> RECORDS FOR THE EXERCISE:
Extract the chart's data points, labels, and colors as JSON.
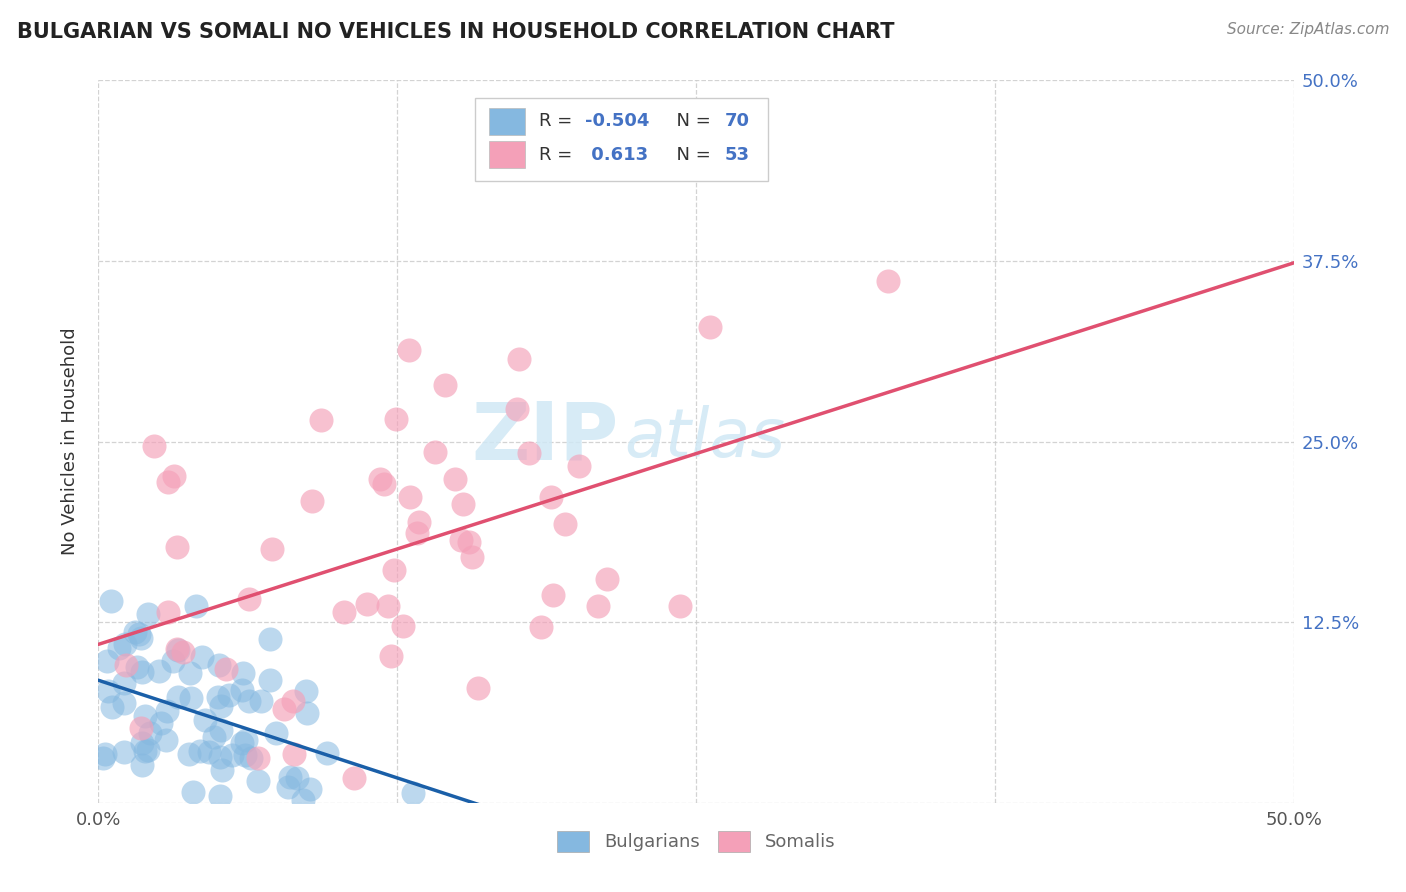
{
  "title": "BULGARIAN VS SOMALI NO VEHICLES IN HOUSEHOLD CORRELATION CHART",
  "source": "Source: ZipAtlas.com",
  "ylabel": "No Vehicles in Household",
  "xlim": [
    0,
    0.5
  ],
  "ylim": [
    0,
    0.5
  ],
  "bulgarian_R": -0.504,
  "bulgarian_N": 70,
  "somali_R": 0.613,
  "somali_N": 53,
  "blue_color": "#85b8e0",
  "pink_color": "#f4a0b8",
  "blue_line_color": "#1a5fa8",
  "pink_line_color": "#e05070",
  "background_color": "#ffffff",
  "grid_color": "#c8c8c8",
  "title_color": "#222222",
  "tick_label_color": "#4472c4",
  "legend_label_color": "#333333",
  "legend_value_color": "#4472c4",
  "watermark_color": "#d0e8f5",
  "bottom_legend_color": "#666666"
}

> EXERCISE: Return to the listing above and set it down exactly, leaving out its pictures.

> THE RESPONSE:
Extract the chart's data points, labels, and colors as JSON.
{
  "title": "BULGARIAN VS SOMALI NO VEHICLES IN HOUSEHOLD CORRELATION CHART",
  "source": "Source: ZipAtlas.com",
  "ylabel": "No Vehicles in Household",
  "xlim": [
    0,
    0.5
  ],
  "ylim": [
    0,
    0.5
  ],
  "bulgarian_R": -0.504,
  "bulgarian_N": 70,
  "somali_R": 0.613,
  "somali_N": 53,
  "blue_color": "#85b8e0",
  "pink_color": "#f4a0b8",
  "blue_line_color": "#1a5fa8",
  "pink_line_color": "#e05070",
  "background_color": "#ffffff",
  "grid_color": "#c8c8c8",
  "title_color": "#222222",
  "tick_label_color": "#4472c4",
  "legend_label_color": "#333333",
  "legend_value_color": "#4472c4",
  "watermark_color": "#d0e8f5",
  "bottom_legend_color": "#666666"
}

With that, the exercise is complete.